(Extracts from a graphics dataset)
########
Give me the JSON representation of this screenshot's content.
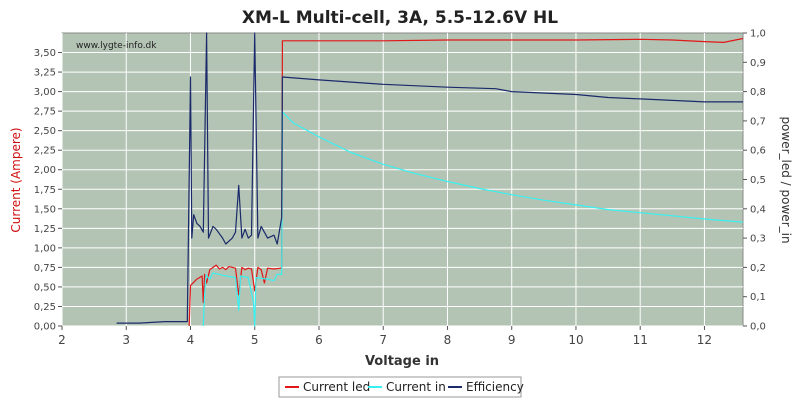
{
  "chart_data": {
    "type": "line",
    "title": "XM-L Multi-cell, 3A, 5.5-12.6V HL",
    "watermark": "www.lygte-info.dk",
    "xlabel": "Voltage in",
    "ylabel_left": "Current (Ampere)",
    "ylabel_right": "power_led / power_in",
    "xlim": [
      2,
      12.6
    ],
    "ylim_left": [
      0,
      3.75
    ],
    "ylim_right": [
      0,
      1.0
    ],
    "x_ticks": [
      "2",
      "3",
      "4",
      "5",
      "6",
      "7",
      "8",
      "9",
      "10",
      "11",
      "12"
    ],
    "y_left_ticks": [
      "0,00",
      "0,25",
      "0,50",
      "0,75",
      "1,00",
      "1,25",
      "1,50",
      "1,75",
      "2,00",
      "2,25",
      "2,50",
      "2,75",
      "3,00",
      "3,25",
      "3,50"
    ],
    "y_right_ticks": [
      "0,0",
      "0,1",
      "0,2",
      "0,3",
      "0,4",
      "0,5",
      "0,6",
      "0,7",
      "0,8",
      "0,9",
      "1,0"
    ],
    "grid": true,
    "legend_position": "bottom-center",
    "background_color": "#b4c4b4",
    "series": [
      {
        "name": "Current led",
        "axis": "left",
        "color": "#e01818",
        "points": [
          [
            3.98,
            0.0
          ],
          [
            4.0,
            0.52
          ],
          [
            4.1,
            0.6
          ],
          [
            4.18,
            0.64
          ],
          [
            4.2,
            0.3
          ],
          [
            4.22,
            0.66
          ],
          [
            4.25,
            0.55
          ],
          [
            4.3,
            0.72
          ],
          [
            4.35,
            0.75
          ],
          [
            4.4,
            0.78
          ],
          [
            4.45,
            0.73
          ],
          [
            4.5,
            0.75
          ],
          [
            4.55,
            0.72
          ],
          [
            4.6,
            0.76
          ],
          [
            4.7,
            0.74
          ],
          [
            4.75,
            0.4
          ],
          [
            4.8,
            0.75
          ],
          [
            4.85,
            0.72
          ],
          [
            4.9,
            0.74
          ],
          [
            4.95,
            0.73
          ],
          [
            5.0,
            0.45
          ],
          [
            5.05,
            0.75
          ],
          [
            5.1,
            0.72
          ],
          [
            5.15,
            0.55
          ],
          [
            5.2,
            0.74
          ],
          [
            5.3,
            0.73
          ],
          [
            5.4,
            0.74
          ],
          [
            5.42,
            0.75
          ],
          [
            5.43,
            3.65
          ],
          [
            6.0,
            3.65
          ],
          [
            7.0,
            3.65
          ],
          [
            8.0,
            3.66
          ],
          [
            9.0,
            3.66
          ],
          [
            10.0,
            3.66
          ],
          [
            11.0,
            3.67
          ],
          [
            11.5,
            3.66
          ],
          [
            12.0,
            3.64
          ],
          [
            12.3,
            3.63
          ],
          [
            12.6,
            3.68
          ]
        ]
      },
      {
        "name": "Current in",
        "axis": "left",
        "color": "#38f0f0",
        "points": [
          [
            4.2,
            0.0
          ],
          [
            4.22,
            0.4
          ],
          [
            4.24,
            0.65
          ],
          [
            4.3,
            0.6
          ],
          [
            4.35,
            0.68
          ],
          [
            4.5,
            0.65
          ],
          [
            4.7,
            0.62
          ],
          [
            4.75,
            0.2
          ],
          [
            4.78,
            0.64
          ],
          [
            4.9,
            0.62
          ],
          [
            4.98,
            0.3
          ],
          [
            5.0,
            0.0
          ],
          [
            5.02,
            0.62
          ],
          [
            5.2,
            0.6
          ],
          [
            5.3,
            0.58
          ],
          [
            5.35,
            0.66
          ],
          [
            5.42,
            0.66
          ],
          [
            5.43,
            2.74
          ],
          [
            5.6,
            2.6
          ],
          [
            6.0,
            2.42
          ],
          [
            6.5,
            2.22
          ],
          [
            7.0,
            2.07
          ],
          [
            7.5,
            1.95
          ],
          [
            8.0,
            1.85
          ],
          [
            8.5,
            1.76
          ],
          [
            9.0,
            1.68
          ],
          [
            9.5,
            1.61
          ],
          [
            10.0,
            1.55
          ],
          [
            10.5,
            1.49
          ],
          [
            11.0,
            1.45
          ],
          [
            11.5,
            1.41
          ],
          [
            12.0,
            1.37
          ],
          [
            12.6,
            1.33
          ]
        ]
      },
      {
        "name": "Efficiency",
        "axis": "right",
        "color": "#1a2a6a",
        "points": [
          [
            2.85,
            0.01
          ],
          [
            3.2,
            0.01
          ],
          [
            3.6,
            0.015
          ],
          [
            3.95,
            0.015
          ],
          [
            4.0,
            0.85
          ],
          [
            4.02,
            0.3
          ],
          [
            4.05,
            0.38
          ],
          [
            4.1,
            0.35
          ],
          [
            4.15,
            0.34
          ],
          [
            4.2,
            0.32
          ],
          [
            4.25,
            1.0
          ],
          [
            4.28,
            0.3
          ],
          [
            4.35,
            0.34
          ],
          [
            4.4,
            0.33
          ],
          [
            4.5,
            0.3
          ],
          [
            4.55,
            0.28
          ],
          [
            4.65,
            0.3
          ],
          [
            4.7,
            0.32
          ],
          [
            4.75,
            0.48
          ],
          [
            4.8,
            0.3
          ],
          [
            4.85,
            0.33
          ],
          [
            4.9,
            0.3
          ],
          [
            4.95,
            0.31
          ],
          [
            5.0,
            1.0
          ],
          [
            5.05,
            0.3
          ],
          [
            5.1,
            0.34
          ],
          [
            5.2,
            0.3
          ],
          [
            5.3,
            0.31
          ],
          [
            5.35,
            0.28
          ],
          [
            5.42,
            0.37
          ],
          [
            5.43,
            0.85
          ],
          [
            6.0,
            0.84
          ],
          [
            7.0,
            0.825
          ],
          [
            8.0,
            0.815
          ],
          [
            8.75,
            0.81
          ],
          [
            9.0,
            0.8
          ],
          [
            10.0,
            0.79
          ],
          [
            10.5,
            0.78
          ],
          [
            11.0,
            0.775
          ],
          [
            12.0,
            0.765
          ],
          [
            12.6,
            0.765
          ]
        ]
      }
    ]
  }
}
########
Written task: Leave out the pictures and give the listing above again exactly.

Output for this exercise:
Give me the JSON representation of this screenshot's content.
{
  "chart_data": {
    "type": "line",
    "title": "XM-L Multi-cell, 3A, 5.5-12.6V HL",
    "watermark": "www.lygte-info.dk",
    "xlabel": "Voltage in",
    "ylabel_left": "Current (Ampere)",
    "ylabel_right": "power_led / power_in",
    "xlim": [
      2,
      12.6
    ],
    "ylim_left": [
      0,
      3.75
    ],
    "ylim_right": [
      0,
      1.0
    ],
    "x_ticks": [
      "2",
      "3",
      "4",
      "5",
      "6",
      "7",
      "8",
      "9",
      "10",
      "11",
      "12"
    ],
    "y_left_ticks": [
      "0,00",
      "0,25",
      "0,50",
      "0,75",
      "1,00",
      "1,25",
      "1,50",
      "1,75",
      "2,00",
      "2,25",
      "2,50",
      "2,75",
      "3,00",
      "3,25",
      "3,50"
    ],
    "y_right_ticks": [
      "0,0",
      "0,1",
      "0,2",
      "0,3",
      "0,4",
      "0,5",
      "0,6",
      "0,7",
      "0,8",
      "0,9",
      "1,0"
    ],
    "grid": true,
    "legend_position": "bottom-center",
    "background_color": "#b4c4b4",
    "series": [
      {
        "name": "Current led",
        "axis": "left",
        "color": "#e01818",
        "points": [
          [
            3.98,
            0.0
          ],
          [
            4.0,
            0.52
          ],
          [
            4.1,
            0.6
          ],
          [
            4.18,
            0.64
          ],
          [
            4.2,
            0.3
          ],
          [
            4.22,
            0.66
          ],
          [
            4.25,
            0.55
          ],
          [
            4.3,
            0.72
          ],
          [
            4.35,
            0.75
          ],
          [
            4.4,
            0.78
          ],
          [
            4.45,
            0.73
          ],
          [
            4.5,
            0.75
          ],
          [
            4.55,
            0.72
          ],
          [
            4.6,
            0.76
          ],
          [
            4.7,
            0.74
          ],
          [
            4.75,
            0.4
          ],
          [
            4.8,
            0.75
          ],
          [
            4.85,
            0.72
          ],
          [
            4.9,
            0.74
          ],
          [
            4.95,
            0.73
          ],
          [
            5.0,
            0.45
          ],
          [
            5.05,
            0.75
          ],
          [
            5.1,
            0.72
          ],
          [
            5.15,
            0.55
          ],
          [
            5.2,
            0.74
          ],
          [
            5.3,
            0.73
          ],
          [
            5.4,
            0.74
          ],
          [
            5.42,
            0.75
          ],
          [
            5.43,
            3.65
          ],
          [
            6.0,
            3.65
          ],
          [
            7.0,
            3.65
          ],
          [
            8.0,
            3.66
          ],
          [
            9.0,
            3.66
          ],
          [
            10.0,
            3.66
          ],
          [
            11.0,
            3.67
          ],
          [
            11.5,
            3.66
          ],
          [
            12.0,
            3.64
          ],
          [
            12.3,
            3.63
          ],
          [
            12.6,
            3.68
          ]
        ]
      },
      {
        "name": "Current in",
        "axis": "left",
        "color": "#38f0f0",
        "points": [
          [
            4.2,
            0.0
          ],
          [
            4.22,
            0.4
          ],
          [
            4.24,
            0.65
          ],
          [
            4.3,
            0.6
          ],
          [
            4.35,
            0.68
          ],
          [
            4.5,
            0.65
          ],
          [
            4.7,
            0.62
          ],
          [
            4.75,
            0.2
          ],
          [
            4.78,
            0.64
          ],
          [
            4.9,
            0.62
          ],
          [
            4.98,
            0.3
          ],
          [
            5.0,
            0.0
          ],
          [
            5.02,
            0.62
          ],
          [
            5.2,
            0.6
          ],
          [
            5.3,
            0.58
          ],
          [
            5.35,
            0.66
          ],
          [
            5.42,
            0.66
          ],
          [
            5.43,
            2.74
          ],
          [
            5.6,
            2.6
          ],
          [
            6.0,
            2.42
          ],
          [
            6.5,
            2.22
          ],
          [
            7.0,
            2.07
          ],
          [
            7.5,
            1.95
          ],
          [
            8.0,
            1.85
          ],
          [
            8.5,
            1.76
          ],
          [
            9.0,
            1.68
          ],
          [
            9.5,
            1.61
          ],
          [
            10.0,
            1.55
          ],
          [
            10.5,
            1.49
          ],
          [
            11.0,
            1.45
          ],
          [
            11.5,
            1.41
          ],
          [
            12.0,
            1.37
          ],
          [
            12.6,
            1.33
          ]
        ]
      },
      {
        "name": "Efficiency",
        "axis": "right",
        "color": "#1a2a6a",
        "points": [
          [
            2.85,
            0.01
          ],
          [
            3.2,
            0.01
          ],
          [
            3.6,
            0.015
          ],
          [
            3.95,
            0.015
          ],
          [
            4.0,
            0.85
          ],
          [
            4.02,
            0.3
          ],
          [
            4.05,
            0.38
          ],
          [
            4.1,
            0.35
          ],
          [
            4.15,
            0.34
          ],
          [
            4.2,
            0.32
          ],
          [
            4.25,
            1.0
          ],
          [
            4.28,
            0.3
          ],
          [
            4.35,
            0.34
          ],
          [
            4.4,
            0.33
          ],
          [
            4.5,
            0.3
          ],
          [
            4.55,
            0.28
          ],
          [
            4.65,
            0.3
          ],
          [
            4.7,
            0.32
          ],
          [
            4.75,
            0.48
          ],
          [
            4.8,
            0.3
          ],
          [
            4.85,
            0.33
          ],
          [
            4.9,
            0.3
          ],
          [
            4.95,
            0.31
          ],
          [
            5.0,
            1.0
          ],
          [
            5.05,
            0.3
          ],
          [
            5.1,
            0.34
          ],
          [
            5.2,
            0.3
          ],
          [
            5.3,
            0.31
          ],
          [
            5.35,
            0.28
          ],
          [
            5.42,
            0.37
          ],
          [
            5.43,
            0.85
          ],
          [
            6.0,
            0.84
          ],
          [
            7.0,
            0.825
          ],
          [
            8.0,
            0.815
          ],
          [
            8.75,
            0.81
          ],
          [
            9.0,
            0.8
          ],
          [
            10.0,
            0.79
          ],
          [
            10.5,
            0.78
          ],
          [
            11.0,
            0.775
          ],
          [
            12.0,
            0.765
          ],
          [
            12.6,
            0.765
          ]
        ]
      }
    ]
  }
}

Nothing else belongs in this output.